-- Begin --

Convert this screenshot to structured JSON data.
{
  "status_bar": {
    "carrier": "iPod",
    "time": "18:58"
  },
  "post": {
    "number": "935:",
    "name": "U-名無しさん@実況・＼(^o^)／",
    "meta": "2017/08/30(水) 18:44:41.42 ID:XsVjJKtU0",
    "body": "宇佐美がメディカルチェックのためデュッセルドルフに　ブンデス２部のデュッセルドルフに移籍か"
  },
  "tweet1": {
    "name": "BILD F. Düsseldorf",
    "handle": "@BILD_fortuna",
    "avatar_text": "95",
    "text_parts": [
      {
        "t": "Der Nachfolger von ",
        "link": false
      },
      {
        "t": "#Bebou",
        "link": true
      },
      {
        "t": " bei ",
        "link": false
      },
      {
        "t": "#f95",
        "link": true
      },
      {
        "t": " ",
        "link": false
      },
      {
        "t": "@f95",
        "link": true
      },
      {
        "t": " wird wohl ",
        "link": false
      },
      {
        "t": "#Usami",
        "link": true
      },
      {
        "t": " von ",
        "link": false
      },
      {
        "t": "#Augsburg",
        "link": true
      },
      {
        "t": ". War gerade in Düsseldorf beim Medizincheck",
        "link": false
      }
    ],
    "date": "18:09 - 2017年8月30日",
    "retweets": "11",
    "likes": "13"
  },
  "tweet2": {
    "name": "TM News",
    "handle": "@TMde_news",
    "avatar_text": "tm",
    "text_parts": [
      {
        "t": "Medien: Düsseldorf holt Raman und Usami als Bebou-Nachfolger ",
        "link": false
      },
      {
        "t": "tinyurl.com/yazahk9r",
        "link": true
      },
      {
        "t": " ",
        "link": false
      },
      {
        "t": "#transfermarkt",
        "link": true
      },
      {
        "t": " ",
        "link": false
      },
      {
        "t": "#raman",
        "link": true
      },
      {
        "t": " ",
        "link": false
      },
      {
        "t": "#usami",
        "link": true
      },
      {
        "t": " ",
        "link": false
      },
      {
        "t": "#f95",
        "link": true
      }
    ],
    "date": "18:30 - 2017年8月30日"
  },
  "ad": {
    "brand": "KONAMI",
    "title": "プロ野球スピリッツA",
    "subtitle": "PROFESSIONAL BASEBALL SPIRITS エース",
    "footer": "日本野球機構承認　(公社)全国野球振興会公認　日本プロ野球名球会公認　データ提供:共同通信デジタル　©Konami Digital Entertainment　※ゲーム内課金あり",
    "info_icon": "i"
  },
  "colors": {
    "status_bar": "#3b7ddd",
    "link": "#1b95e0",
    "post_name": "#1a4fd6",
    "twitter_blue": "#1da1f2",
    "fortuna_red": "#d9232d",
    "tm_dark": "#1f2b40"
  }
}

-- End --

» **Exercise requirements**: Exactly reproduce every line found in the records.

» **Result for this exercise**:
Convert this screenshot to structured JSON data.
{
  "status_bar": {
    "carrier": "iPod",
    "time": "18:58"
  },
  "post": {
    "number": "935:",
    "name": "U-名無しさん@実況・＼(^o^)／",
    "meta": "2017/08/30(水) 18:44:41.42 ID:XsVjJKtU0",
    "body": "宇佐美がメディカルチェックのためデュッセルドルフに　ブンデス２部のデュッセルドルフに移籍か"
  },
  "tweet1": {
    "name": "BILD F. Düsseldorf",
    "handle": "@BILD_fortuna",
    "avatar_text": "95",
    "text_parts": [
      {
        "t": "Der Nachfolger von ",
        "link": false
      },
      {
        "t": "#Bebou",
        "link": true
      },
      {
        "t": " bei ",
        "link": false
      },
      {
        "t": "#f95",
        "link": true
      },
      {
        "t": " ",
        "link": false
      },
      {
        "t": "@f95",
        "link": true
      },
      {
        "t": " wird wohl ",
        "link": false
      },
      {
        "t": "#Usami",
        "link": true
      },
      {
        "t": " von ",
        "link": false
      },
      {
        "t": "#Augsburg",
        "link": true
      },
      {
        "t": ". War gerade in Düsseldorf beim Medizincheck",
        "link": false
      }
    ],
    "date": "18:09 - 2017年8月30日",
    "retweets": "11",
    "likes": "13"
  },
  "tweet2": {
    "name": "TM News",
    "handle": "@TMde_news",
    "avatar_text": "tm",
    "text_parts": [
      {
        "t": "Medien: Düsseldorf holt Raman und Usami als Bebou-Nachfolger ",
        "link": false
      },
      {
        "t": "tinyurl.com/yazahk9r",
        "link": true
      },
      {
        "t": " ",
        "link": false
      },
      {
        "t": "#transfermarkt",
        "link": true
      },
      {
        "t": " ",
        "link": false
      },
      {
        "t": "#raman",
        "link": true
      },
      {
        "t": " ",
        "link": false
      },
      {
        "t": "#usami",
        "link": true
      },
      {
        "t": " ",
        "link": false
      },
      {
        "t": "#f95",
        "link": true
      }
    ],
    "date": "18:30 - 2017年8月30日"
  },
  "ad": {
    "brand": "KONAMI",
    "title": "プロ野球スピリッツA",
    "subtitle": "PROFESSIONAL BASEBALL SPIRITS エース",
    "footer": "日本野球機構承認　(公社)全国野球振興会公認　日本プロ野球名球会公認　データ提供:共同通信デジタル　©Konami Digital Entertainment　※ゲーム内課金あり",
    "info_icon": "i"
  },
  "colors": {
    "status_bar": "#3b7ddd",
    "link": "#1b95e0",
    "post_name": "#1a4fd6",
    "twitter_blue": "#1da1f2",
    "fortuna_red": "#d9232d",
    "tm_dark": "#1f2b40"
  }
}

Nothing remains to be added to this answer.